» **Exercise**:
Write out every entry, unchanged. Skip any picture.

» **Given records**:

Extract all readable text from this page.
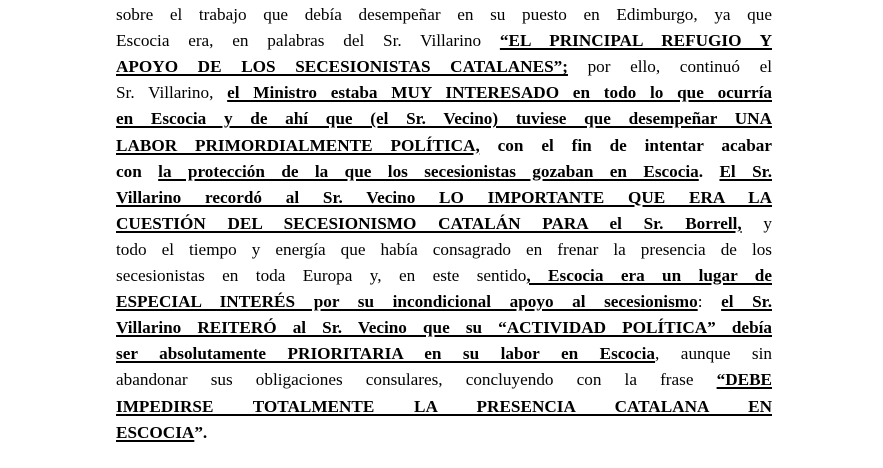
sobre el trabajo que debía desempeñar en su puesto en Edimburgo, ya que
Escocia era, en palabras del Sr. Villarino “EL PRINCIPAL REFUGIO Y
APOYO DE LOS SECESIONISTAS CATALANES”; por ello, continuó el
Sr. Villarino, el Ministro estaba MUY INTERESADO en todo lo que ocurría
en Escocia y de ahí que (el Sr. Vecino) tuviese que desempeñar UNA
LABOR PRIMORDIALMENTE POLÍTICA, con el fin de intentar acabar
con la protección de la que los secesionistas gozaban en Escocia. El Sr.
Villarino recordó al Sr. Vecino LO IMPORTANTE QUE ERA LA
CUESTIÓN DEL SECESIONISMO CATALÁN PARA el Sr. Borrell, y
todo el tiempo y energía que había consagrado en frenar la presencia de los
secesionistas en toda Europa y, en este sentido, Escocia era un lugar de
ESPECIAL INTERÉS por su incondicional apoyo al secesionismo: el Sr.
Villarino REITERÓ al Sr. Vecino que su “ACTIVIDAD POLÍTICA” debía
ser absolutamente PRIORITARIA en su labor en Escocia, aunque sin
abandonar sus obligaciones consulares, concluyendo con la frase “DEBE
IMPEDIRSE TOTALMENTE LA PRESENCIA CATALANA EN
ESCOCIA”.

» **Solution to this exercise**:
Extract all readable text from this page.
sobre el trabajo que debía desempeñar en su puesto en Edimburgo, ya que
Escocia era, en palabras del Sr. Villarino “EL PRINCIPAL REFUGIO Y
APOYO DE LOS SECESIONISTAS CATALANES”; por ello, continuó el
Sr. Villarino, el Ministro estaba MUY INTERESADO en todo lo que ocurría
en Escocia y de ahí que (el Sr. Vecino) tuviese que desempeñar UNA
LABOR PRIMORDIALMENTE POLÍTICA, con el fin de intentar acabar
con la protección de la que los secesionistas gozaban en Escocia. El Sr.
Villarino recordó al Sr. Vecino LO IMPORTANTE QUE ERA LA
CUESTIÓN DEL SECESIONISMO CATALÁN PARA el Sr. Borrell, y
todo el tiempo y energía que había consagrado en frenar la presencia de los
secesionistas en toda Europa y, en este sentido, Escocia era un lugar de
ESPECIAL INTERÉS por su incondicional apoyo al secesionismo: el Sr.
Villarino REITERÓ al Sr. Vecino que su “ACTIVIDAD POLÍTICA” debía
ser absolutamente PRIORITARIA en su labor en Escocia, aunque sin
abandonar sus obligaciones consulares, concluyendo con la frase “DEBE
IMPEDIRSE TOTALMENTE LA PRESENCIA CATALANA EN
ESCOCIA”.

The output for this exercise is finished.